* **PROBLEM STATEMENT**:
Select, from the data, each line where "sorting" occurs.

* **Extracted data entries**:
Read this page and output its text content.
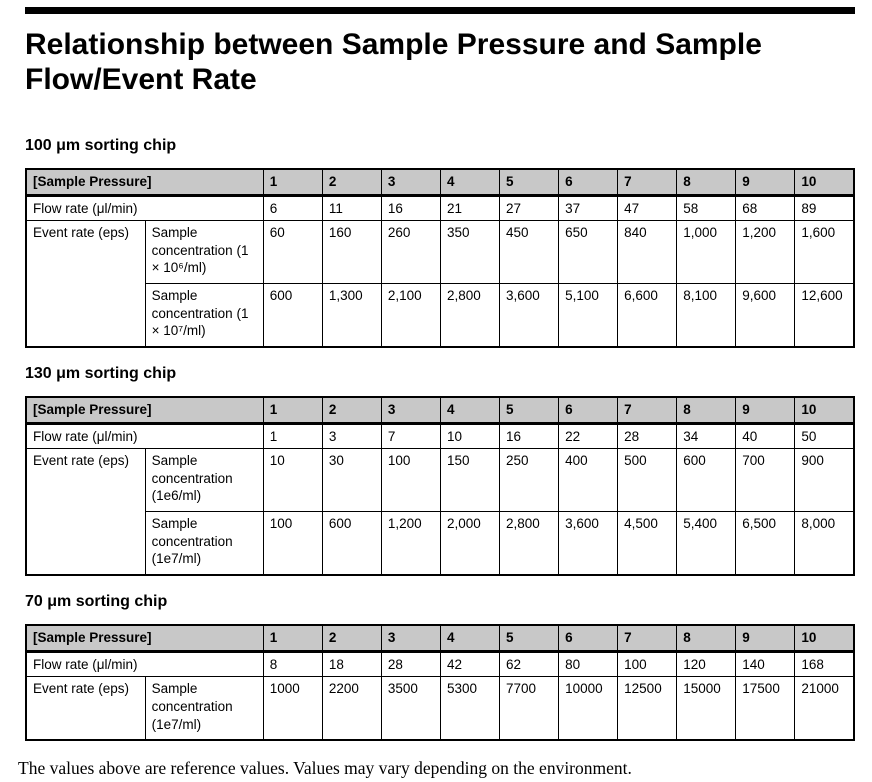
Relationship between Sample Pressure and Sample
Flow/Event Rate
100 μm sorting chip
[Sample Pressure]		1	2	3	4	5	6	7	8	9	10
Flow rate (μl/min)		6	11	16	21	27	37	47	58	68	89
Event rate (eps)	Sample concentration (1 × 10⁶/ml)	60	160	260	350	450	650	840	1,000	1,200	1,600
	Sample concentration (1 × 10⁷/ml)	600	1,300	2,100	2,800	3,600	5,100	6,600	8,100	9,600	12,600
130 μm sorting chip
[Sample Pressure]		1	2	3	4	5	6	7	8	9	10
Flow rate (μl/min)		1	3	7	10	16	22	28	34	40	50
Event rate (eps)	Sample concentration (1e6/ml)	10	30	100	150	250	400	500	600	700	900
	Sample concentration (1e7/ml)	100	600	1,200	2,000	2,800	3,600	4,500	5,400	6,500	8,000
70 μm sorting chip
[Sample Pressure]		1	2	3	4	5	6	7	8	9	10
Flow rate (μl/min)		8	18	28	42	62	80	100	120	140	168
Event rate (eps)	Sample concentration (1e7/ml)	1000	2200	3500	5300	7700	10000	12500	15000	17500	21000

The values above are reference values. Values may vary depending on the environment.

* * *

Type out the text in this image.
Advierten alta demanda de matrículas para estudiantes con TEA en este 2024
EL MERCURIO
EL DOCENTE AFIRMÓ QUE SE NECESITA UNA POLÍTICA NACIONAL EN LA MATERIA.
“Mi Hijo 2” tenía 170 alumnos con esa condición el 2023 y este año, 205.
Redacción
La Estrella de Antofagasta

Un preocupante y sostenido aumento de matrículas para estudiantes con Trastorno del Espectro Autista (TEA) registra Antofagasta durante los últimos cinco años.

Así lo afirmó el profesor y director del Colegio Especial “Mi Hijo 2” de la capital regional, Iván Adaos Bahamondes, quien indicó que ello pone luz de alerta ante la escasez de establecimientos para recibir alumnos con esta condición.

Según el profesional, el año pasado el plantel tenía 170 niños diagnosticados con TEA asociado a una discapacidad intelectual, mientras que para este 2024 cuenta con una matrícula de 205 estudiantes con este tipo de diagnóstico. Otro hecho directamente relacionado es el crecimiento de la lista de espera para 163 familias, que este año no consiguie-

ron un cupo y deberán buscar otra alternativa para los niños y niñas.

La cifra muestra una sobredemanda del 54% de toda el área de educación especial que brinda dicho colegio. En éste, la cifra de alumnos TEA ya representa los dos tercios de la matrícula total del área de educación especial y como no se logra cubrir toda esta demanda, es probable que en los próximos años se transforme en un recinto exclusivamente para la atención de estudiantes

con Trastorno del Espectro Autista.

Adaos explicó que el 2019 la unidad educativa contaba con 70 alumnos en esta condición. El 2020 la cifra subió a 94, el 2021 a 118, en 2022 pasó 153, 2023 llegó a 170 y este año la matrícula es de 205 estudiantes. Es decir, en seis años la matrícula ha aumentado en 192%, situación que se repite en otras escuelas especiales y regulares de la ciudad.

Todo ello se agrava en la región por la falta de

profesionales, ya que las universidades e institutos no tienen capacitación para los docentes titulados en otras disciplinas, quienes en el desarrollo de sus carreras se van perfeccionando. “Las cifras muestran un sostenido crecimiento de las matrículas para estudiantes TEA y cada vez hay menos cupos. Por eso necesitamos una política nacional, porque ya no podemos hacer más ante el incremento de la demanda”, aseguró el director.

* **EXERCISE RESPONSE**:
100 μm sorting chip
130 μm sorting chip
70 μm sorting chip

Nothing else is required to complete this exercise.